▶ [DATA PROVIDED]:

★ ★ ★ ★ ★

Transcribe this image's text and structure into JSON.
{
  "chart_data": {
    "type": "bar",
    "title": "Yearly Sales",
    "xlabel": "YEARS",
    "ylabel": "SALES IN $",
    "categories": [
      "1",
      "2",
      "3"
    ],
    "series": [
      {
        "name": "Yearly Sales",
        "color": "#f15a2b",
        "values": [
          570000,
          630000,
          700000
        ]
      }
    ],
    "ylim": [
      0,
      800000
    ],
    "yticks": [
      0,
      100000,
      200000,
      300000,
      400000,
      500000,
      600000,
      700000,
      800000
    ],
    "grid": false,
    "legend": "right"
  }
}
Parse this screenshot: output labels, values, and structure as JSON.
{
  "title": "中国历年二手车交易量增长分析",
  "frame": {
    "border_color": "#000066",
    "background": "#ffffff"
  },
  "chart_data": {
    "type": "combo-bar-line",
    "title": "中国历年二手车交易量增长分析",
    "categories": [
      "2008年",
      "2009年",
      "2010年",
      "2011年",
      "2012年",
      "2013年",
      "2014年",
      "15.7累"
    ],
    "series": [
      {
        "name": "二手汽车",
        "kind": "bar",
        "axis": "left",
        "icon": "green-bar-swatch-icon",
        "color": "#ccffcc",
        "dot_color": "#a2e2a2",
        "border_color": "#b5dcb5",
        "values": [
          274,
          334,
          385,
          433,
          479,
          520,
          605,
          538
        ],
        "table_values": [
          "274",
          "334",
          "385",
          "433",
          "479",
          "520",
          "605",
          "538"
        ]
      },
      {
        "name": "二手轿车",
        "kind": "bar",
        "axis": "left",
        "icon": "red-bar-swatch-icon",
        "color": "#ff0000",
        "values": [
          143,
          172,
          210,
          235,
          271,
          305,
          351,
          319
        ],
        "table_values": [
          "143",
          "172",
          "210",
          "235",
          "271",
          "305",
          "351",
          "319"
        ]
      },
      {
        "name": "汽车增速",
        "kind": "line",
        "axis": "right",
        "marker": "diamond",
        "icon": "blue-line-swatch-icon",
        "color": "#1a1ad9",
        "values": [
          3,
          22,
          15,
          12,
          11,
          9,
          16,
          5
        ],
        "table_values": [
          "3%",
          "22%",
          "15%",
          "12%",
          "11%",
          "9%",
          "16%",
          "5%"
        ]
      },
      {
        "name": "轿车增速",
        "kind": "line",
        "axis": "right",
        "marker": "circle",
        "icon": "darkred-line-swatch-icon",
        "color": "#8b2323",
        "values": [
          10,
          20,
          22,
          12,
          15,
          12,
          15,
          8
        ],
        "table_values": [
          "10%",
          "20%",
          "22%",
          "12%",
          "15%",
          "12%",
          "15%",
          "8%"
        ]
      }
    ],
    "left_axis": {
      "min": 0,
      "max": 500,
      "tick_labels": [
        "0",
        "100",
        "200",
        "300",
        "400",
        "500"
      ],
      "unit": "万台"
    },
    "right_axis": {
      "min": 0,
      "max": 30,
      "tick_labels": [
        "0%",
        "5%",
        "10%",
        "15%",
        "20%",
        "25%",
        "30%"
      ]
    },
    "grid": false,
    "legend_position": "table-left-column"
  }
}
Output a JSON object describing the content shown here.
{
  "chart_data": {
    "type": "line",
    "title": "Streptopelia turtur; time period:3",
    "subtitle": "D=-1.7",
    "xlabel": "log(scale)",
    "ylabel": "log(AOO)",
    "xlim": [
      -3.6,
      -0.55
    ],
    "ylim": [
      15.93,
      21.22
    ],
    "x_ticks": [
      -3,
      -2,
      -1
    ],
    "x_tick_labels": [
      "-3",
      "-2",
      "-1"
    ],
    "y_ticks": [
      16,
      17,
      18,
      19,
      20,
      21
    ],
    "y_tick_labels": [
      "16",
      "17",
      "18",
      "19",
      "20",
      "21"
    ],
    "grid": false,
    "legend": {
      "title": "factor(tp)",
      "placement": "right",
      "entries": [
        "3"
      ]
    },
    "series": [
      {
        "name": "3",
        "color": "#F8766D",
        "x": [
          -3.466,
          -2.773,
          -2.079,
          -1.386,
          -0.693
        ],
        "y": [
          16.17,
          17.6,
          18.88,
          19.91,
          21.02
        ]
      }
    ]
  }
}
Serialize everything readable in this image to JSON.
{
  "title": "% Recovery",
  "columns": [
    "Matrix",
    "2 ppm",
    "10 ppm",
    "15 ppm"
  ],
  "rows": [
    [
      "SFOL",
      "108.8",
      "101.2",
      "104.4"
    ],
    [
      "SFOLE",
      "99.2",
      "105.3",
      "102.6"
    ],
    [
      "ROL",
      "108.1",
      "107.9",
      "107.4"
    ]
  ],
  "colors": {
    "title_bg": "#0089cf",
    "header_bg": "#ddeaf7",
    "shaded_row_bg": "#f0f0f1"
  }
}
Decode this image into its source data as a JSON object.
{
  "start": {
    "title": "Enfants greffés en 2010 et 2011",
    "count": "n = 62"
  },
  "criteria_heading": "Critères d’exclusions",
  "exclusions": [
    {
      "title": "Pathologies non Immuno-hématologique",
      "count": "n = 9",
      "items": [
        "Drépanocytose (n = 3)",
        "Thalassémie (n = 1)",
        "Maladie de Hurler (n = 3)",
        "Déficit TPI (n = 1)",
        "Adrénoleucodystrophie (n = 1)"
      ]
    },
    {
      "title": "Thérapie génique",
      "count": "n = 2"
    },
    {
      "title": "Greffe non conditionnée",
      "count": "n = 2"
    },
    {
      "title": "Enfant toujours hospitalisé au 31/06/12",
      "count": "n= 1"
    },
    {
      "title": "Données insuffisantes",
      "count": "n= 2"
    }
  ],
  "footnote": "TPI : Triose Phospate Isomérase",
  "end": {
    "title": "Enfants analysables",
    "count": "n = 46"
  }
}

★ ★ ★ ★ ★

▶ [THE PROBLEM]:
Quote only the lines from the line containing "Decode this image" through the end of the entries, keeping the first and the last.

▶ [THE SOLUTION]:
Decode this image into its source data as a JSON object.
{
  "start": {
    "title": "Enfants greffés en 2010 et 2011",
    "count": "n = 62"
  },
  "criteria_heading": "Critères d’exclusions",
  "exclusions": [
    {
      "title": "Pathologies non Immuno-hématologique",
      "count": "n = 9",
      "items": [
        "Drépanocytose (n = 3)",
        "Thalassémie (n = 1)",
        "Maladie de Hurler (n = 3)",
        "Déficit TPI (n = 1)",
        "Adrénoleucodystrophie (n = 1)"
      ]
    },
    {
      "title": "Thérapie génique",
      "count": "n = 2"
    },
    {
      "title": "Greffe non conditionnée",
      "count": "n = 2"
    },
    {
      "title": "Enfant toujours hospitalisé au 31/06/12",
      "count": "n= 1"
    },
    {
      "title": "Données insuffisantes",
      "count": "n= 2"
    }
  ],
  "footnote": "TPI : Triose Phospate Isomérase",
  "end": {
    "title": "Enfants analysables",
    "count": "n = 46"
  }
}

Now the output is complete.